>> start INPUT MATERIAL

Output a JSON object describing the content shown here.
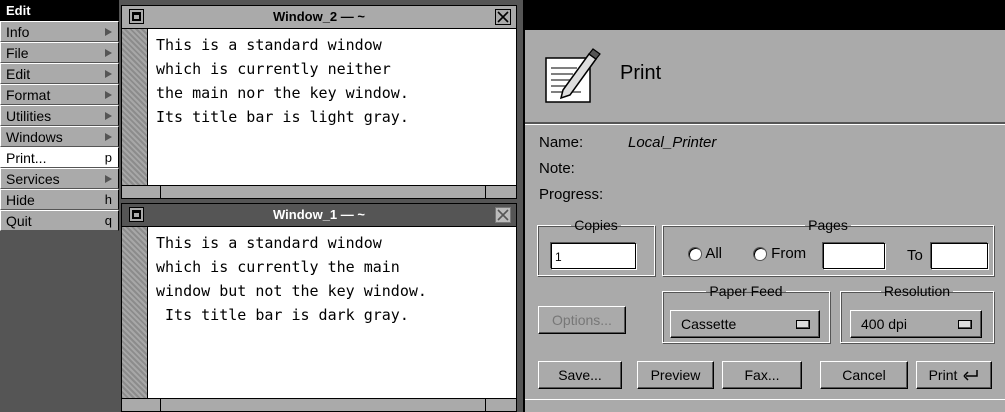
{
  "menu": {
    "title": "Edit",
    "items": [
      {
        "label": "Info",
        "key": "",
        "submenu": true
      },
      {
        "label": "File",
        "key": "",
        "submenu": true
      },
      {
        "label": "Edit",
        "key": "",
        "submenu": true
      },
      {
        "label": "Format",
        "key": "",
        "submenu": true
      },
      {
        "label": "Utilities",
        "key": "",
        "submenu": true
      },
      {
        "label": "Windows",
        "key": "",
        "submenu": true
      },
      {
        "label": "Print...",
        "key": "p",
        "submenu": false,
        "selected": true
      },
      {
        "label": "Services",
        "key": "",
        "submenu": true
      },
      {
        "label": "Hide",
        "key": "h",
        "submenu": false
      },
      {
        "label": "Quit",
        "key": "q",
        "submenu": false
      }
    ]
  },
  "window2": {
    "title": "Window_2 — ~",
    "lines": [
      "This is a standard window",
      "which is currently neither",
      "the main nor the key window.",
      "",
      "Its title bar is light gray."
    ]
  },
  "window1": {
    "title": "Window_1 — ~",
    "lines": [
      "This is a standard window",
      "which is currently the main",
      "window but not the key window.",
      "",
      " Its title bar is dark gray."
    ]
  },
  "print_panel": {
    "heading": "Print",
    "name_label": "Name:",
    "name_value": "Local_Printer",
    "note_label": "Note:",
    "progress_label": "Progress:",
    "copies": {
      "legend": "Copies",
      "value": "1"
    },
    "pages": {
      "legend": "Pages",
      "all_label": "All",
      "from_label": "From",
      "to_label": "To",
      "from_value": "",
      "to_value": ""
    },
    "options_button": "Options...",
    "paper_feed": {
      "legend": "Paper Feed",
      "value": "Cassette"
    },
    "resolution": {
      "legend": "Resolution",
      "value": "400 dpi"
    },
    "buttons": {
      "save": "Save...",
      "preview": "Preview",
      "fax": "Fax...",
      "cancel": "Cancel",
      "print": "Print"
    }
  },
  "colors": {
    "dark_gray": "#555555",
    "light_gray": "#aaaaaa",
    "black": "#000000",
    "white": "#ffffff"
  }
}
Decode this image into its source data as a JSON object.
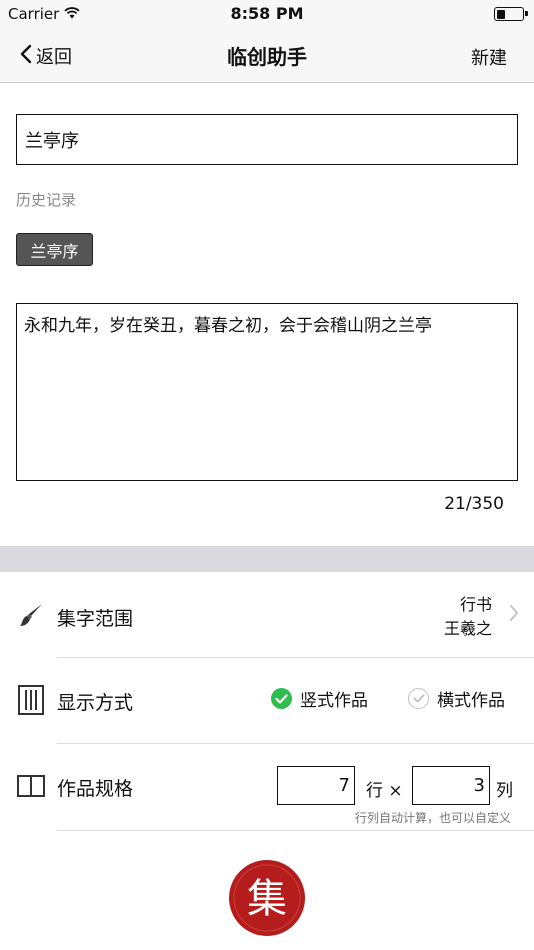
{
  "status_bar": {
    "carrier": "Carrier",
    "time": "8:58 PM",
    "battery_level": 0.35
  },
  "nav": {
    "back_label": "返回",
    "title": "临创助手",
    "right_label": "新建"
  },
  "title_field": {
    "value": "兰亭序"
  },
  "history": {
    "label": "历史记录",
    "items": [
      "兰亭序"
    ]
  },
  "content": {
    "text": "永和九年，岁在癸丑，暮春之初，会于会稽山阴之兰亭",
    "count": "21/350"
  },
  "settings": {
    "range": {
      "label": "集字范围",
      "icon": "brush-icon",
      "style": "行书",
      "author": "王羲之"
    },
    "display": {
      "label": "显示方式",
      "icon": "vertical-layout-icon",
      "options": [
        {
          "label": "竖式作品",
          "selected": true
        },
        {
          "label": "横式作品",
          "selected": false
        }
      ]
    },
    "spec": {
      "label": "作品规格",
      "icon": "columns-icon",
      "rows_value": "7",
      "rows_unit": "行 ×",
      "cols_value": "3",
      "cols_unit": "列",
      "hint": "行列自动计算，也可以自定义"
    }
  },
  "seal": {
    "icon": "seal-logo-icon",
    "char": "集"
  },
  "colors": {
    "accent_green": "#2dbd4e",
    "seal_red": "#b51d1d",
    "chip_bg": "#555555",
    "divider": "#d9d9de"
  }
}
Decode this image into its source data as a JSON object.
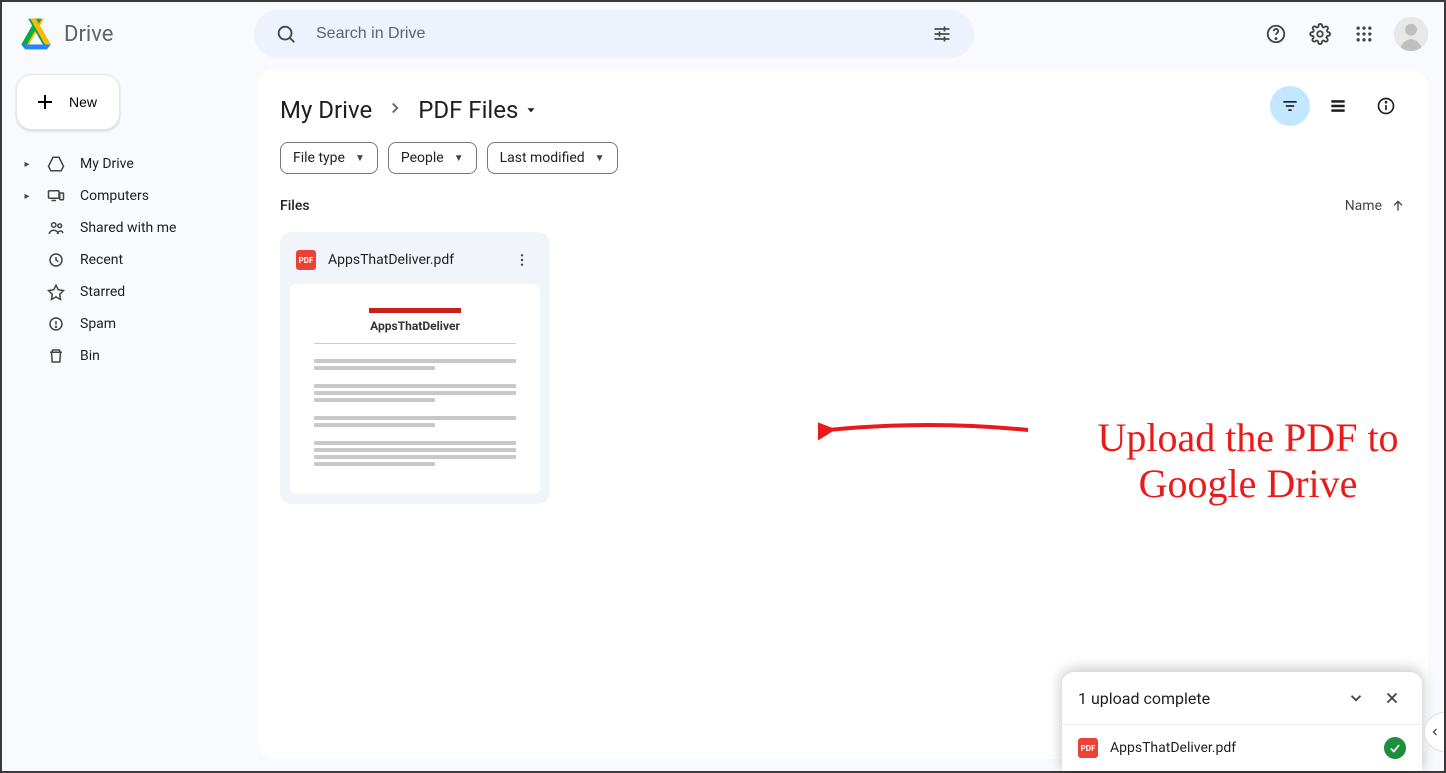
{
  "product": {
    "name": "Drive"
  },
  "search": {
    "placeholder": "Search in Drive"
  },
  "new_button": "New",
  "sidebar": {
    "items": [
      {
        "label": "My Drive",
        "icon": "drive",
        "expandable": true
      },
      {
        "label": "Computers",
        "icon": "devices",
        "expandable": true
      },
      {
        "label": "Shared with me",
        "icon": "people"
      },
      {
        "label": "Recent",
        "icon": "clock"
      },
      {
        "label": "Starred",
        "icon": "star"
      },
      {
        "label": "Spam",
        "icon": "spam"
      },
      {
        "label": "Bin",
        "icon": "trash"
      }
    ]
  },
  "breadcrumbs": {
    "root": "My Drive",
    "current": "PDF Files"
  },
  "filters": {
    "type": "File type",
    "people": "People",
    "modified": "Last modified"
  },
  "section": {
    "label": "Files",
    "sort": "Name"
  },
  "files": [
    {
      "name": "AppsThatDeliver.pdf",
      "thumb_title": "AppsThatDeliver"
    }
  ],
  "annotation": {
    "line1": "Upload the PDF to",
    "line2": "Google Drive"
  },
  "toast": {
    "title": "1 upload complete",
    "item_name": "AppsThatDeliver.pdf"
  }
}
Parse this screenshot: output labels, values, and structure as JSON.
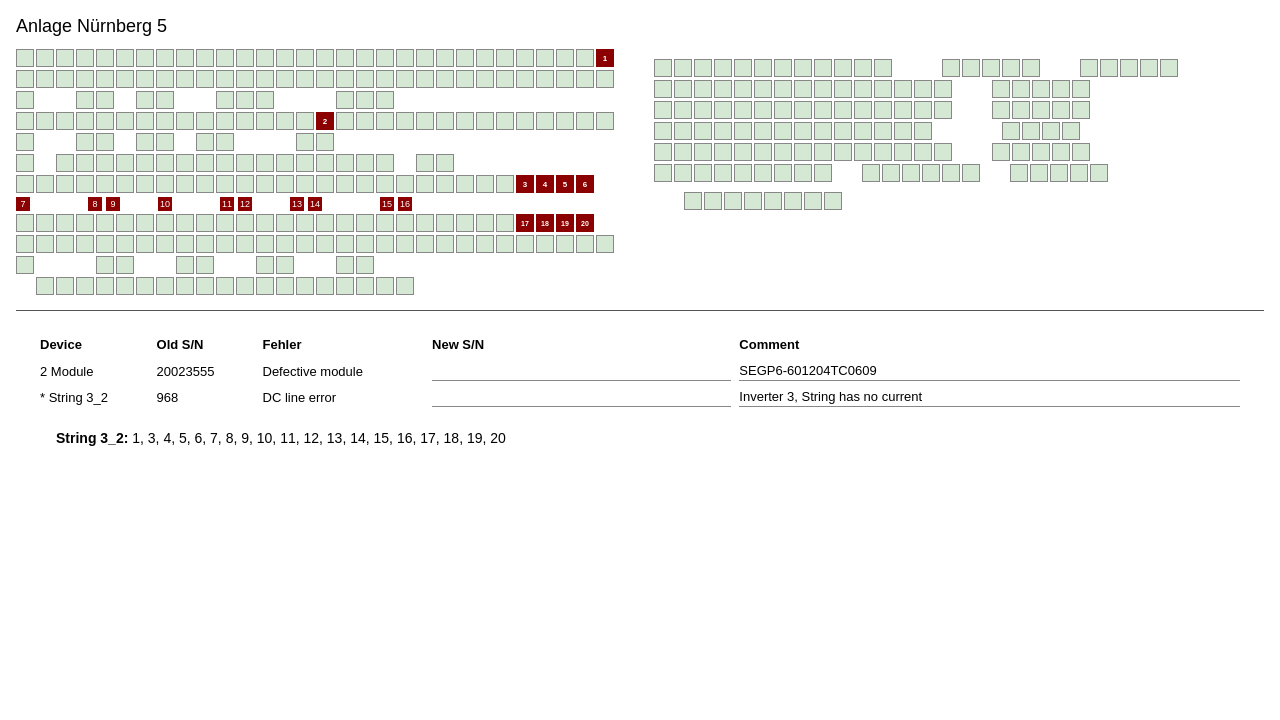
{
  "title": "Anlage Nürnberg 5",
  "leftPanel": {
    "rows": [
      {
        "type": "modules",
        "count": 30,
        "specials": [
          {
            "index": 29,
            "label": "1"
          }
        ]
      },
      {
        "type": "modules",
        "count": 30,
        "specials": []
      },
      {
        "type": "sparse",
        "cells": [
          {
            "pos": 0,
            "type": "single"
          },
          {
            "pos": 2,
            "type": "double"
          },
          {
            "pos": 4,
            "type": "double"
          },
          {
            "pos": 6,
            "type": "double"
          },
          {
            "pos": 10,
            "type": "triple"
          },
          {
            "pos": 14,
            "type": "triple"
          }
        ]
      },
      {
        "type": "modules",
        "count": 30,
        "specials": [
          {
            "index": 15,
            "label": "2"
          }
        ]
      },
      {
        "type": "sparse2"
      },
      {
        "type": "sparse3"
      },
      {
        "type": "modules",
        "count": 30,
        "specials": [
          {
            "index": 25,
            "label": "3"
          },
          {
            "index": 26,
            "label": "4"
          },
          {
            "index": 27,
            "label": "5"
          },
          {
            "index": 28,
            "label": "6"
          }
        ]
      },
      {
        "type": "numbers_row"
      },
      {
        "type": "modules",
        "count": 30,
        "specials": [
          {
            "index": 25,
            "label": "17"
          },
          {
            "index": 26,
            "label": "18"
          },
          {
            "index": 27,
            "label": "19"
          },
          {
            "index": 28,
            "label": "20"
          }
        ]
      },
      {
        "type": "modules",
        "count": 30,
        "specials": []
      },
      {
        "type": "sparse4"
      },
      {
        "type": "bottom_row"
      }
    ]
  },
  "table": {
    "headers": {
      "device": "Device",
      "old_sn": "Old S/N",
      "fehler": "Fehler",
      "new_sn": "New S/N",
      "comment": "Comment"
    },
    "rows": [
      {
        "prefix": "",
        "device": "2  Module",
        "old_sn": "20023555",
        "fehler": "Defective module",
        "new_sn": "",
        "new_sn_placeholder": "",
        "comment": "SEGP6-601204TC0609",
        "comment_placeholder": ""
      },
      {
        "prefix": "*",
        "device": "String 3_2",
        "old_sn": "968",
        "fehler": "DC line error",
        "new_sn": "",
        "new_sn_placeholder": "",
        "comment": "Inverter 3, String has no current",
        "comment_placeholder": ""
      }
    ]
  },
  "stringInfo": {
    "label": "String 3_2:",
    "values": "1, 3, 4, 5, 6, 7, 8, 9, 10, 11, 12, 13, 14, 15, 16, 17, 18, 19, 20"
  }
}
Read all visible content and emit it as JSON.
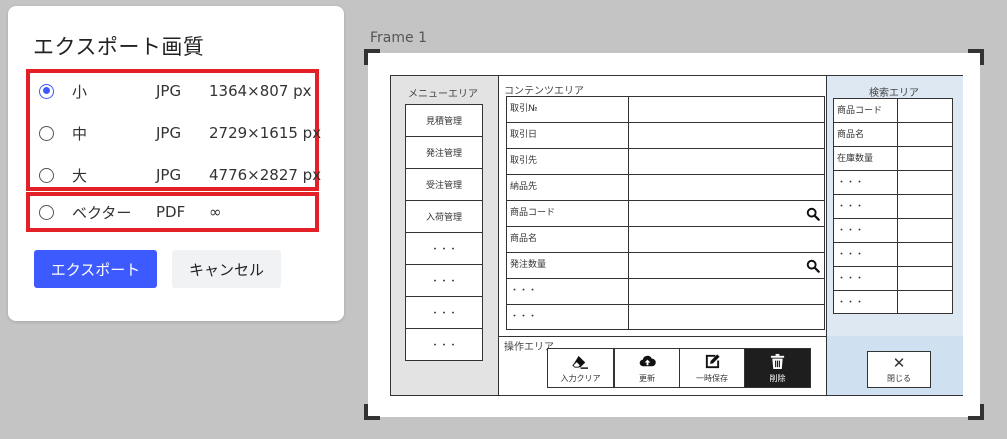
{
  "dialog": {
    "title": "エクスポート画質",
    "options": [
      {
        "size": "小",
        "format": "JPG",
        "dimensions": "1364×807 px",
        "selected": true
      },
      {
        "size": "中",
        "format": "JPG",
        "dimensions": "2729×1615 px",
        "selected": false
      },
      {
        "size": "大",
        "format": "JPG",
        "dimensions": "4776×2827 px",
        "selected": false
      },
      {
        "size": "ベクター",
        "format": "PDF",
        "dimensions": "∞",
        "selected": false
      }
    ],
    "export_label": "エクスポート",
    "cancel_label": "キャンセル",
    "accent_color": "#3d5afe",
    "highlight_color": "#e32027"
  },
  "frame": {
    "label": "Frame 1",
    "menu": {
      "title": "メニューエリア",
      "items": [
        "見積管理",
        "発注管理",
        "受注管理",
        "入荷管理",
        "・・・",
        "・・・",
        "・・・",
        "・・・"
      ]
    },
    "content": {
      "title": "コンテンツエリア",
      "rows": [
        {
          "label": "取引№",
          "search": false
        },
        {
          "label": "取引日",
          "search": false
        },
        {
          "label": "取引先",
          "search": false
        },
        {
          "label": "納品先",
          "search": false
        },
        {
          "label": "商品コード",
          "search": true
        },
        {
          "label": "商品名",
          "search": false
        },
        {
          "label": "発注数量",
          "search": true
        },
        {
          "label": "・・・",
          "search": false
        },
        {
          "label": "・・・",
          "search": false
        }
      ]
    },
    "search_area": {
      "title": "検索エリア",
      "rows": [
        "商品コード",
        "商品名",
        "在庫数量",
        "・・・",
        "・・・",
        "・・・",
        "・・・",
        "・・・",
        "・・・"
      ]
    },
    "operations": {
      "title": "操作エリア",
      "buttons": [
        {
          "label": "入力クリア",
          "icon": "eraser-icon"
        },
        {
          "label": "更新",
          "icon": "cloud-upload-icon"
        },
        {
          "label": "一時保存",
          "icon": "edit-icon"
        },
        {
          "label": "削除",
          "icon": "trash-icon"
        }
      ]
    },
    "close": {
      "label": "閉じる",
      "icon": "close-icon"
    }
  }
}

>> end INPUT MATERIAL

- **SET PROBLEM**
Out of the material above, gather each line where "fehler" appears.

- **ANSWER TO THE TASK**
      "fehler": "Fehler",
        "fehler": "Defective module",
        "fehler": "DC line error",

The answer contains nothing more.